Records from a data source
____

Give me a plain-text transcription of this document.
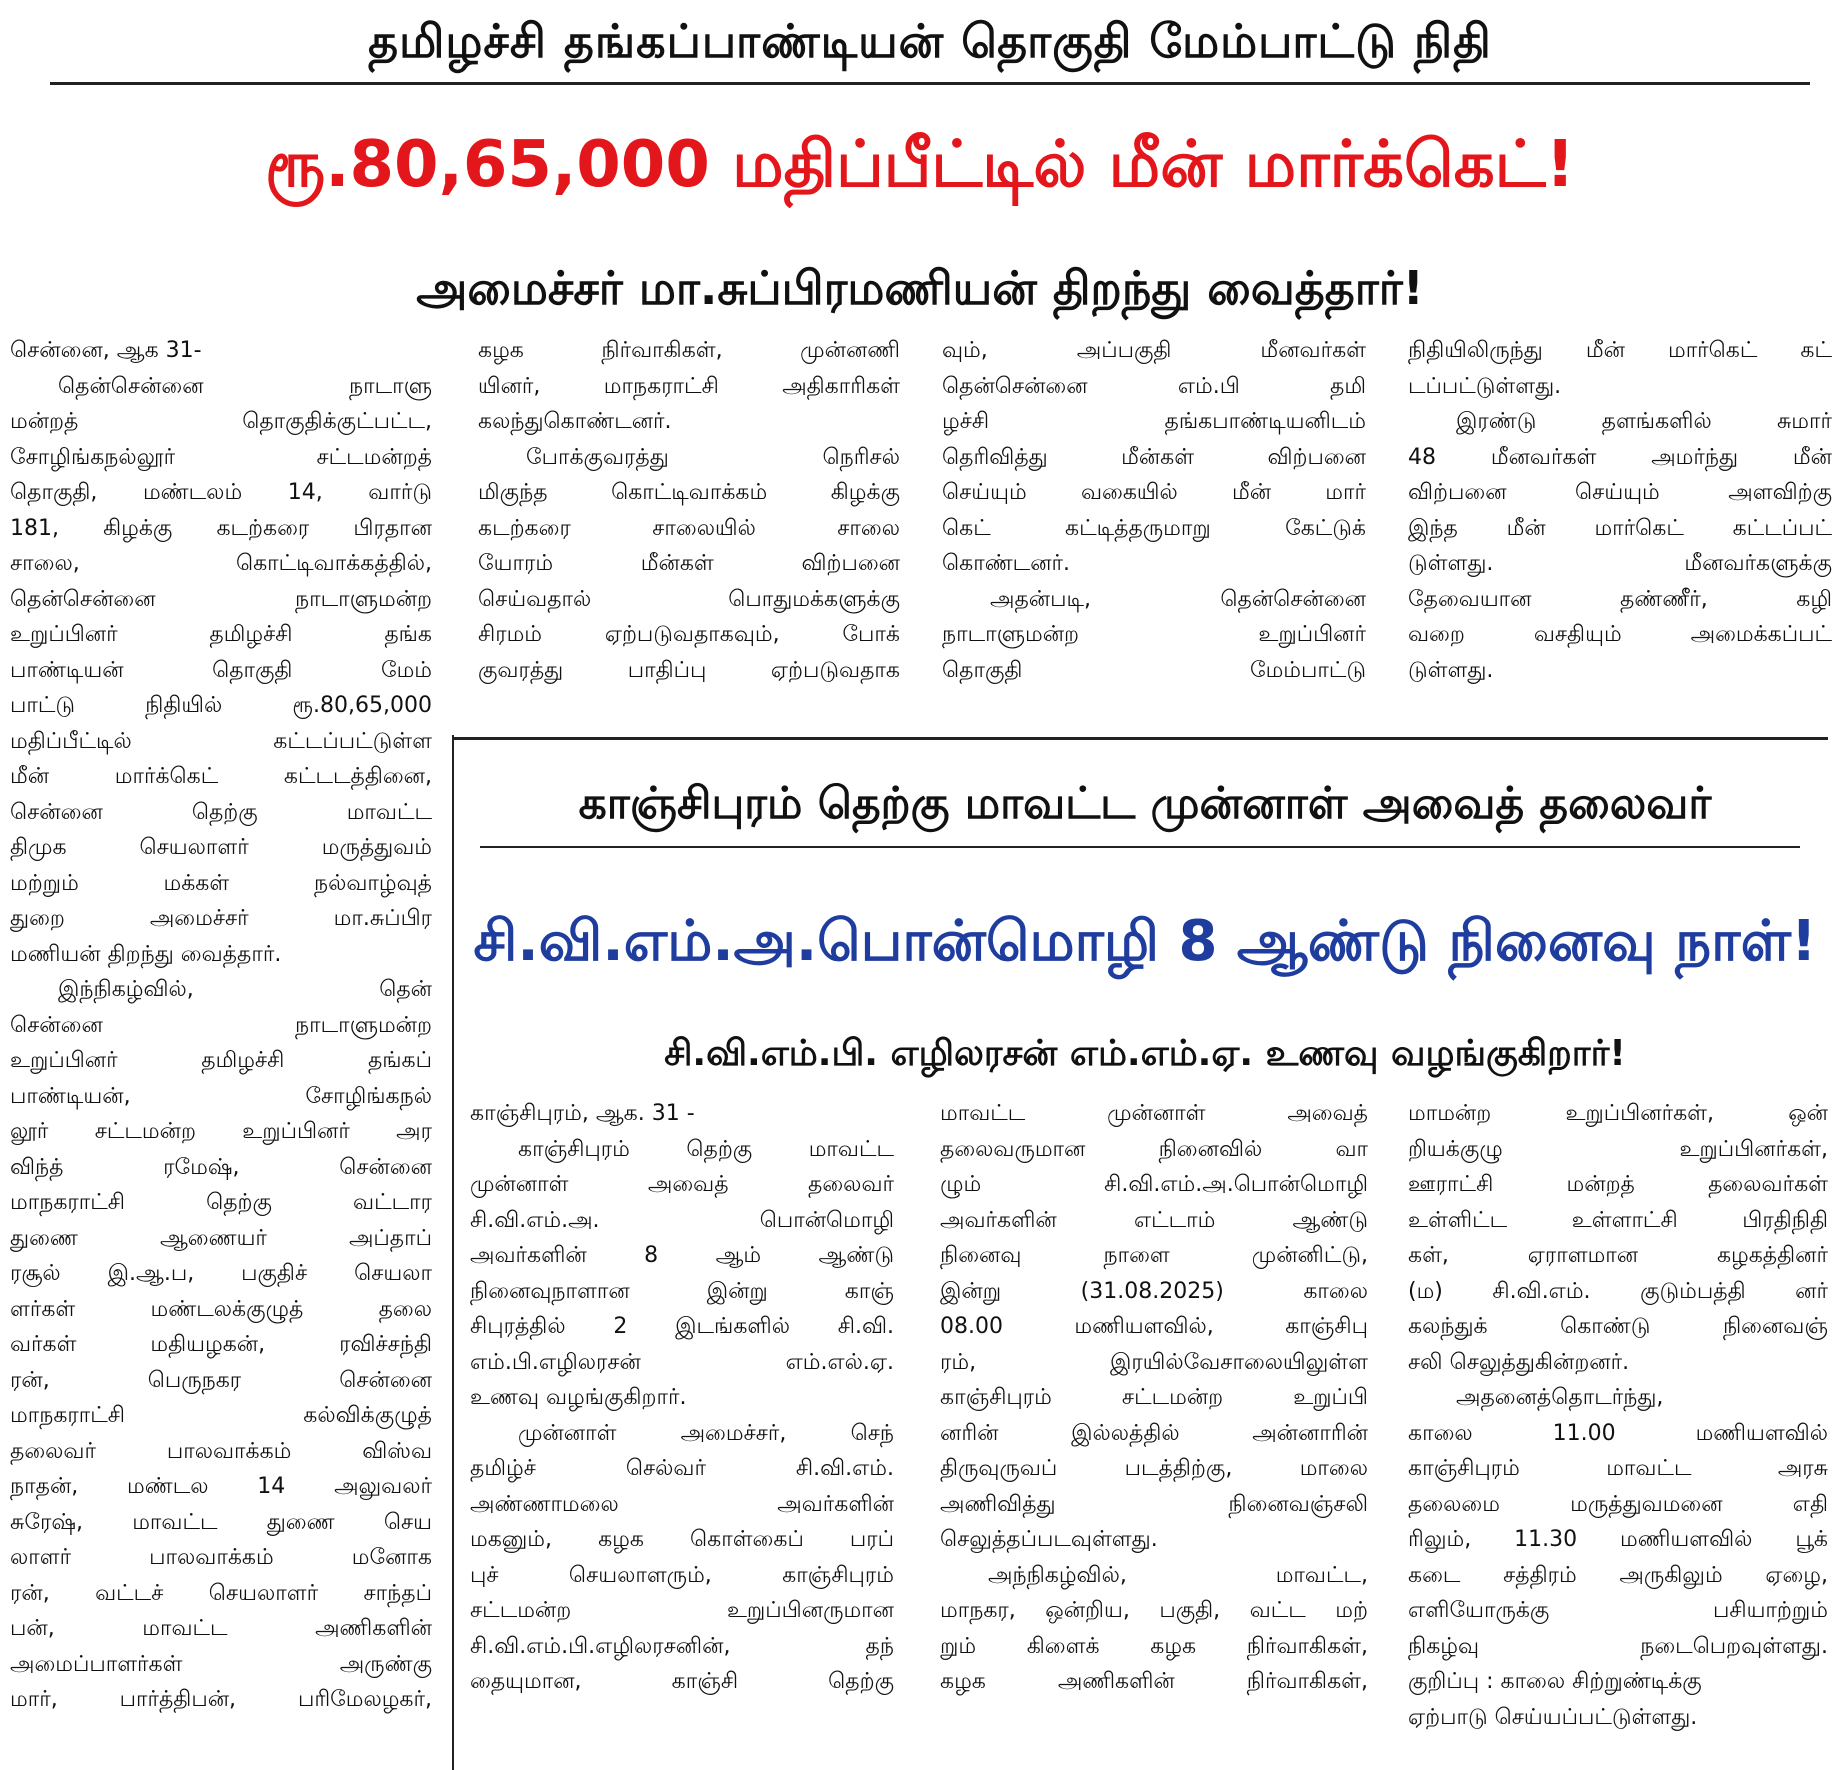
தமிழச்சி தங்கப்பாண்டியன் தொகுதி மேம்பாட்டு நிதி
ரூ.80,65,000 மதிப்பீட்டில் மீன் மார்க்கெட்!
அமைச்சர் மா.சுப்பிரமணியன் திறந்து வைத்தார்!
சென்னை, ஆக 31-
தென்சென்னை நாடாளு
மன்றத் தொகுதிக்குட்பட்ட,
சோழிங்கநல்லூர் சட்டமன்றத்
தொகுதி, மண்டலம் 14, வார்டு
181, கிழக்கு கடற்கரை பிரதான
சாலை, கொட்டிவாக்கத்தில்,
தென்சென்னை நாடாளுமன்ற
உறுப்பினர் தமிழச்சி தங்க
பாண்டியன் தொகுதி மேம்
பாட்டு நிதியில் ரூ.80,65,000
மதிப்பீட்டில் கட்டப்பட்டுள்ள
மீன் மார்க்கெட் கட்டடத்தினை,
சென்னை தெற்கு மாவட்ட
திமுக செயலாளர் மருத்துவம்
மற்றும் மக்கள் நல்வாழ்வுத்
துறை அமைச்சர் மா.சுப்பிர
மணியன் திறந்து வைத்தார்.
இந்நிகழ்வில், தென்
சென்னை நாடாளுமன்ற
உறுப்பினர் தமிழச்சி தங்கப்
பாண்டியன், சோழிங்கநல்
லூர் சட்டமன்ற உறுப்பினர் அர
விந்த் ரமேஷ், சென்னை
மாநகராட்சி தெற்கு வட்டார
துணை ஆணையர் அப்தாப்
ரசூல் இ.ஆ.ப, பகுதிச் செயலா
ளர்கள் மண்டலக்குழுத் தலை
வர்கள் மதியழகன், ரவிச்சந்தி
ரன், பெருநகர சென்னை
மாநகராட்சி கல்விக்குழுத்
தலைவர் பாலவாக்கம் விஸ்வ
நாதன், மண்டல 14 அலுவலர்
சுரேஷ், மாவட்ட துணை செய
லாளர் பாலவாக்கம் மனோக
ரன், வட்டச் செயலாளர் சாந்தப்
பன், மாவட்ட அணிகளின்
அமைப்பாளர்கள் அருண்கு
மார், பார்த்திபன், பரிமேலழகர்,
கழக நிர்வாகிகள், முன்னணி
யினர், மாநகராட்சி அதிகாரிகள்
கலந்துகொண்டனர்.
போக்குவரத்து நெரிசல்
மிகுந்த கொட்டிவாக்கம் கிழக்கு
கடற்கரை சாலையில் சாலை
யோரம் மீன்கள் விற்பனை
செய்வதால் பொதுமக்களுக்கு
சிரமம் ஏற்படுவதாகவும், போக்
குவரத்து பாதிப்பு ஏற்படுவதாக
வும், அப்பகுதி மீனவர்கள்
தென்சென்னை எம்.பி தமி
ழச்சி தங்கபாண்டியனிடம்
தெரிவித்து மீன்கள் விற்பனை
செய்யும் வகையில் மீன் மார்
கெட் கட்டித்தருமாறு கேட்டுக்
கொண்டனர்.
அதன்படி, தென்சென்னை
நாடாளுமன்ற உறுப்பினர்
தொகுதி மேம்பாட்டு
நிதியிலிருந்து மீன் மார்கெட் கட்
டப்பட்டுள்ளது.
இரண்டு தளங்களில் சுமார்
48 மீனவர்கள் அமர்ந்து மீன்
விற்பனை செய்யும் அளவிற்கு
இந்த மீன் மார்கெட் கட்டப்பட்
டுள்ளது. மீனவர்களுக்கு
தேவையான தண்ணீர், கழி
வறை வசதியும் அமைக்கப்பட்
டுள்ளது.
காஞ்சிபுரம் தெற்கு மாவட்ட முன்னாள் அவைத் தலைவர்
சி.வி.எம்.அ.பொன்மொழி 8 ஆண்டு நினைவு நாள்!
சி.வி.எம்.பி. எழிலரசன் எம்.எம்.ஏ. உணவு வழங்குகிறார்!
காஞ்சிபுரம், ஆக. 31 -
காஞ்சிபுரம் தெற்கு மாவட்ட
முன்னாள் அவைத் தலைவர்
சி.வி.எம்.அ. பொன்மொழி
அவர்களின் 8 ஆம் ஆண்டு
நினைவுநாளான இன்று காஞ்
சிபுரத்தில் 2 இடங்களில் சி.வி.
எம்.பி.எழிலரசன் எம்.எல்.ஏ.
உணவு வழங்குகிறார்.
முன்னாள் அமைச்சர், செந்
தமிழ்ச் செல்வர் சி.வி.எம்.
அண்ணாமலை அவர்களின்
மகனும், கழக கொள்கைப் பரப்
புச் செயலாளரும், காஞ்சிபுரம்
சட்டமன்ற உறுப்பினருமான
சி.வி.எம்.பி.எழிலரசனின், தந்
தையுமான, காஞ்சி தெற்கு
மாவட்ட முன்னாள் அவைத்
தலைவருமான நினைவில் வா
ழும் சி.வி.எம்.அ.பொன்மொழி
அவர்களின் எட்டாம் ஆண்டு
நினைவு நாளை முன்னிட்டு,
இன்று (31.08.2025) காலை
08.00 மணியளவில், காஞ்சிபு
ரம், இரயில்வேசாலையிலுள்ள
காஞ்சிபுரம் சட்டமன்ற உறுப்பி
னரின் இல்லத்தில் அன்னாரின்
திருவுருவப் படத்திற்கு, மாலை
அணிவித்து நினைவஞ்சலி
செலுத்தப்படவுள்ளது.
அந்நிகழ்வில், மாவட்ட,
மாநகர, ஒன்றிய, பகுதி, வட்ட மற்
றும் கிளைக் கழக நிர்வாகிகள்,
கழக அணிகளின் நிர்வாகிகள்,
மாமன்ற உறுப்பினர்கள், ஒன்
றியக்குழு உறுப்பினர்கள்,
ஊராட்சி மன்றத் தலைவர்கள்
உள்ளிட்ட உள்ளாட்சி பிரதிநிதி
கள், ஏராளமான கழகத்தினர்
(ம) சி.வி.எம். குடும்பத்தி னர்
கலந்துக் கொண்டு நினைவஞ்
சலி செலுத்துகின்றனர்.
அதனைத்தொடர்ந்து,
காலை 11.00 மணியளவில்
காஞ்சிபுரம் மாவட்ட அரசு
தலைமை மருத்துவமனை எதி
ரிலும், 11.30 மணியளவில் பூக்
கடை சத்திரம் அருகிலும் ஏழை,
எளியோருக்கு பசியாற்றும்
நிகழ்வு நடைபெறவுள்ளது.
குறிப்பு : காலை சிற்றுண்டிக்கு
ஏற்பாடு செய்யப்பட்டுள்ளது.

____

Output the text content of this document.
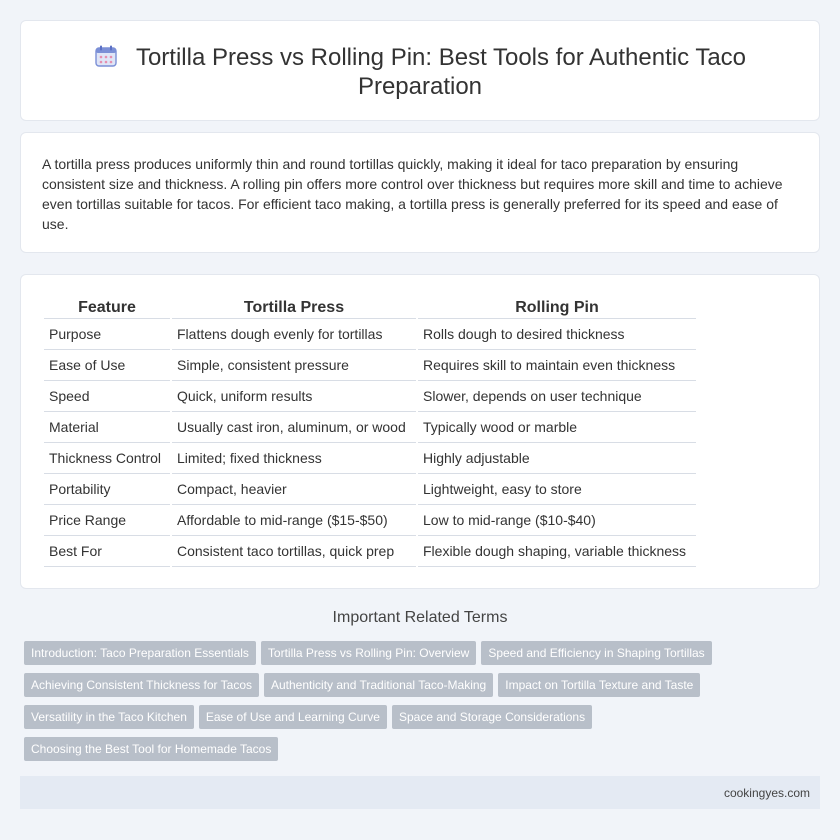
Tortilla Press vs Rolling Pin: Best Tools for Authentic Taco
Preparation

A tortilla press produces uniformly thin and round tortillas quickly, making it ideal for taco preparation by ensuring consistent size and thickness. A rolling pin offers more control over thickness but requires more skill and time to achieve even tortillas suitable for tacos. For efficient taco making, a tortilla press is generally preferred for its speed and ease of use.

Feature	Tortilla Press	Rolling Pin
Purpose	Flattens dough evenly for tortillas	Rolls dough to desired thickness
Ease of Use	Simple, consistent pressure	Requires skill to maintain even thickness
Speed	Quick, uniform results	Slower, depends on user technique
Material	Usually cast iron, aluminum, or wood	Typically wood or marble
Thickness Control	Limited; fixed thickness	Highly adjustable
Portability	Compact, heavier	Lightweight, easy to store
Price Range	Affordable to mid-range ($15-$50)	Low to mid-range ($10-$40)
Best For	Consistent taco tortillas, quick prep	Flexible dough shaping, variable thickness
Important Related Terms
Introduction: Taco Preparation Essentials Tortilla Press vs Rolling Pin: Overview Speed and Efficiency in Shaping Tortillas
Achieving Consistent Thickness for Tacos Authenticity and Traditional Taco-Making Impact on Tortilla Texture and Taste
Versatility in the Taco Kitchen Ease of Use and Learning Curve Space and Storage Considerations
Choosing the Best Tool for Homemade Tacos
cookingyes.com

____

INSTRUCTIONS FOR THE TASK = Copy down every line of the material above that includes the string "skill".

REPLY TO THE TASK =
A tortilla press produces uniformly thin and round tortillas quickly, making it ideal for taco preparation by ensuring consistent size and thickness. A rolling pin offers more control over thickness but requires more skill and time to achieve even tortillas suitable for tacos. For efficient taco making, a tortilla press is generally preferred for its speed and ease of use.
Ease of Use	Simple, consistent pressure	Requires skill to maintain even thickness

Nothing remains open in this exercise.